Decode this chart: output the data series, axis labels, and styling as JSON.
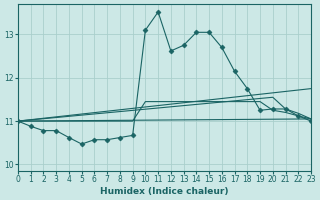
{
  "xlabel": "Humidex (Indice chaleur)",
  "xlim": [
    0,
    23
  ],
  "ylim": [
    9.85,
    13.7
  ],
  "yticks": [
    10,
    11,
    12,
    13
  ],
  "xticks": [
    0,
    1,
    2,
    3,
    4,
    5,
    6,
    7,
    8,
    9,
    10,
    11,
    12,
    13,
    14,
    15,
    16,
    17,
    18,
    19,
    20,
    21,
    22,
    23
  ],
  "bg_color": "#cce8e6",
  "grid_color": "#aacfcc",
  "line_color": "#1a6464",
  "lines": [
    {
      "x": [
        0,
        1,
        2,
        3,
        4,
        5,
        6,
        7,
        8,
        9,
        10,
        11,
        12,
        13,
        14,
        15,
        16,
        17,
        18,
        19,
        20,
        21,
        22,
        23
      ],
      "y": [
        11.0,
        10.88,
        10.78,
        10.78,
        10.62,
        10.47,
        10.57,
        10.57,
        10.62,
        10.67,
        13.1,
        13.52,
        12.62,
        12.75,
        13.05,
        13.05,
        12.7,
        12.15,
        11.75,
        11.25,
        11.28,
        11.28,
        11.12,
        11.0
      ],
      "marker": "D",
      "markersize": 2.5,
      "lw": 0.8
    },
    {
      "x": [
        0,
        23
      ],
      "y": [
        11.0,
        11.75
      ],
      "marker": null,
      "markersize": 0,
      "lw": 0.8
    },
    {
      "x": [
        0,
        20,
        21,
        22,
        23
      ],
      "y": [
        11.0,
        11.55,
        11.28,
        11.18,
        11.05
      ],
      "marker": null,
      "markersize": 0,
      "lw": 0.8
    },
    {
      "x": [
        0,
        9,
        10,
        19,
        20,
        21,
        22,
        23
      ],
      "y": [
        11.0,
        11.0,
        11.45,
        11.45,
        11.25,
        11.2,
        11.12,
        11.05
      ],
      "marker": null,
      "markersize": 0,
      "lw": 0.8
    },
    {
      "x": [
        0,
        23
      ],
      "y": [
        11.0,
        11.05
      ],
      "marker": null,
      "markersize": 0,
      "lw": 0.8
    }
  ]
}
════════════════════
Your copy should repeat each entry above exactly but contain no pictures.

Decode this chart: output the data series, axis labels, and styling as JSON.
{
  "xlabel": "Humidex (Indice chaleur)",
  "xlim": [
    0,
    23
  ],
  "ylim": [
    9.85,
    13.7
  ],
  "yticks": [
    10,
    11,
    12,
    13
  ],
  "xticks": [
    0,
    1,
    2,
    3,
    4,
    5,
    6,
    7,
    8,
    9,
    10,
    11,
    12,
    13,
    14,
    15,
    16,
    17,
    18,
    19,
    20,
    21,
    22,
    23
  ],
  "bg_color": "#cce8e6",
  "grid_color": "#aacfcc",
  "line_color": "#1a6464",
  "lines": [
    {
      "x": [
        0,
        1,
        2,
        3,
        4,
        5,
        6,
        7,
        8,
        9,
        10,
        11,
        12,
        13,
        14,
        15,
        16,
        17,
        18,
        19,
        20,
        21,
        22,
        23
      ],
      "y": [
        11.0,
        10.88,
        10.78,
        10.78,
        10.62,
        10.47,
        10.57,
        10.57,
        10.62,
        10.67,
        13.1,
        13.52,
        12.62,
        12.75,
        13.05,
        13.05,
        12.7,
        12.15,
        11.75,
        11.25,
        11.28,
        11.28,
        11.12,
        11.0
      ],
      "marker": "D",
      "markersize": 2.5,
      "lw": 0.8
    },
    {
      "x": [
        0,
        23
      ],
      "y": [
        11.0,
        11.75
      ],
      "marker": null,
      "markersize": 0,
      "lw": 0.8
    },
    {
      "x": [
        0,
        20,
        21,
        22,
        23
      ],
      "y": [
        11.0,
        11.55,
        11.28,
        11.18,
        11.05
      ],
      "marker": null,
      "markersize": 0,
      "lw": 0.8
    },
    {
      "x": [
        0,
        9,
        10,
        19,
        20,
        21,
        22,
        23
      ],
      "y": [
        11.0,
        11.0,
        11.45,
        11.45,
        11.25,
        11.2,
        11.12,
        11.05
      ],
      "marker": null,
      "markersize": 0,
      "lw": 0.8
    },
    {
      "x": [
        0,
        23
      ],
      "y": [
        11.0,
        11.05
      ],
      "marker": null,
      "markersize": 0,
      "lw": 0.8
    }
  ]
}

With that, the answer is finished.